Dataset entries
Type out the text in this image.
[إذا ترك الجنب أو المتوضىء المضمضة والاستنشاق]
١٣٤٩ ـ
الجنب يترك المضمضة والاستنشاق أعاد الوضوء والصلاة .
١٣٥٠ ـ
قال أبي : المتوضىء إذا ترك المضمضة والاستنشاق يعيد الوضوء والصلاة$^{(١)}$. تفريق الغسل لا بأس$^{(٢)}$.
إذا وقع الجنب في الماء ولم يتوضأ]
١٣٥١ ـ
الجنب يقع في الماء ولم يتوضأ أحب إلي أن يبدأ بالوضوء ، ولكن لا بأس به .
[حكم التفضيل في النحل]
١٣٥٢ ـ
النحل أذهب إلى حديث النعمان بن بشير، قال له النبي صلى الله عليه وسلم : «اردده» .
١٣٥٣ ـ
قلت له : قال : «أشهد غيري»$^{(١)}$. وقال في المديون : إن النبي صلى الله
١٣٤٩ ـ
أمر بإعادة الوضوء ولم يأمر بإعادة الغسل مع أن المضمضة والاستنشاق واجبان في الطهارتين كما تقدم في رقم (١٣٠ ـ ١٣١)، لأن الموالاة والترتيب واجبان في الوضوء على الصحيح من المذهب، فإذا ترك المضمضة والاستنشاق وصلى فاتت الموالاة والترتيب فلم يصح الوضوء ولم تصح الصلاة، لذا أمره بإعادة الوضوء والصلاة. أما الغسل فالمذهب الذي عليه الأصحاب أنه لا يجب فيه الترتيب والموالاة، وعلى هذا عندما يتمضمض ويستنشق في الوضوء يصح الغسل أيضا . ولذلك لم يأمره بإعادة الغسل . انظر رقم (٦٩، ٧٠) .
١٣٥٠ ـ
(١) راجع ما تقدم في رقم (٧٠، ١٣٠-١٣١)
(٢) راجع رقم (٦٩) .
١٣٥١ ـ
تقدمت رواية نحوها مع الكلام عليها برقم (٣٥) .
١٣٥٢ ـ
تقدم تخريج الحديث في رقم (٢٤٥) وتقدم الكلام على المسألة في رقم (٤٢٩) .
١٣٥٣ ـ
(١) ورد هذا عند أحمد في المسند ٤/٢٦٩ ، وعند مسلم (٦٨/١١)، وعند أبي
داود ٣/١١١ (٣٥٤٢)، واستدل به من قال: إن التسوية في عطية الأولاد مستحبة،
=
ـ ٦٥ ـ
==
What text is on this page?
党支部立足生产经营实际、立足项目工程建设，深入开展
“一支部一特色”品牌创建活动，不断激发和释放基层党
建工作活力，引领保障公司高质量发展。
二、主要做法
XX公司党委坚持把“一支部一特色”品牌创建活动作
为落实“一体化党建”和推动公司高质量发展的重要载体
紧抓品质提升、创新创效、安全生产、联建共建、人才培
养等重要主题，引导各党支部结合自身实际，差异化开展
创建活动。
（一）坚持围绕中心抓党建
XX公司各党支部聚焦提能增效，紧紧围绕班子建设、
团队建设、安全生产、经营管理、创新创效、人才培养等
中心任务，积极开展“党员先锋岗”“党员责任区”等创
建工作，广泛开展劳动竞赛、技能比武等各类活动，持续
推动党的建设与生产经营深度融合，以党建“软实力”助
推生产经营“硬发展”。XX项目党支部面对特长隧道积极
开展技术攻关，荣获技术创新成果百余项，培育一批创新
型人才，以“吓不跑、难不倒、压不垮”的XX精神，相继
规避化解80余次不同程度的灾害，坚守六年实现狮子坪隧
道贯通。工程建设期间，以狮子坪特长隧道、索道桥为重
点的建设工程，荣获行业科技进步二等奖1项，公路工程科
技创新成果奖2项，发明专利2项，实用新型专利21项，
--
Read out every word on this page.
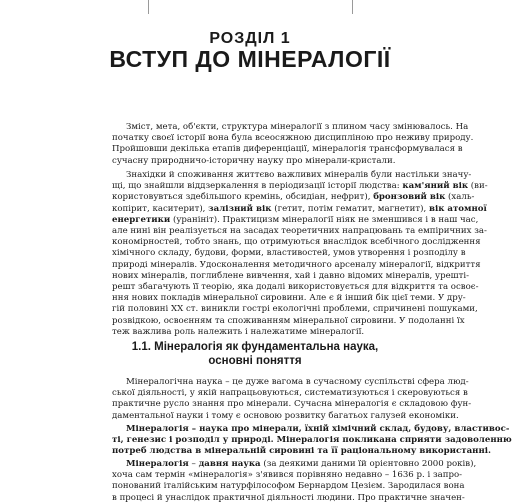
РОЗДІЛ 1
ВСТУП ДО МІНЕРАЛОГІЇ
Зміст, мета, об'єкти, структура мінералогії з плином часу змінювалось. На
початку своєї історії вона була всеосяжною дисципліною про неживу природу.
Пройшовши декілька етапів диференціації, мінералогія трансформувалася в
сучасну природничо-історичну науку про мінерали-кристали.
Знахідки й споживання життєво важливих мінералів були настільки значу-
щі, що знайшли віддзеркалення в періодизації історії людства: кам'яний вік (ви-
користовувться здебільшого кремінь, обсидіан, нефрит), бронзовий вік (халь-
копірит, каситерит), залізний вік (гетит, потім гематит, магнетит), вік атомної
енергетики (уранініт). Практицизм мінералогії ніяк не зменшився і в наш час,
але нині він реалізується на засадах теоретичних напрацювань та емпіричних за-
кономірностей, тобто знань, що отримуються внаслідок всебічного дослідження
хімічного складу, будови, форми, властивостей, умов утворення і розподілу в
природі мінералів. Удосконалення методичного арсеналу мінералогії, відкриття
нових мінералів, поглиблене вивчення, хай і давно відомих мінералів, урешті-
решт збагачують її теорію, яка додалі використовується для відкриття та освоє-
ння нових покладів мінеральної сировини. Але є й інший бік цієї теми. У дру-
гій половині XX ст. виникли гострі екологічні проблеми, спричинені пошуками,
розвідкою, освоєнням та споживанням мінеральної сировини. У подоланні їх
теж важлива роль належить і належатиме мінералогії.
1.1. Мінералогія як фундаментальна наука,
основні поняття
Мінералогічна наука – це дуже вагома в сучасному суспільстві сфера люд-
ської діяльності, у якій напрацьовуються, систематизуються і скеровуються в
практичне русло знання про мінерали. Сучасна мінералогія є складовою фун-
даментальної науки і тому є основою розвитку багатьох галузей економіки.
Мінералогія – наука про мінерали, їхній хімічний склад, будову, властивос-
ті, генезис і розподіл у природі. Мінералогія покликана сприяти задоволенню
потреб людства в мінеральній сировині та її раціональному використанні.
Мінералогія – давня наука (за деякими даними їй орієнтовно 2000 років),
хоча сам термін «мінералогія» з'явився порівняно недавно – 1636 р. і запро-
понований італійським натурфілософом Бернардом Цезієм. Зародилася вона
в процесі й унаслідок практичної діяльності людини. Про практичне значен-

• **Aim**: Return all lines containing "нових".

• **Reply to the task**:
нових мінералів, поглиблене вивчення, хай і давно відомих мінералів, урешті-
ння нових покладів мінеральної сировини. Але є й інший бік цієї теми. У дру-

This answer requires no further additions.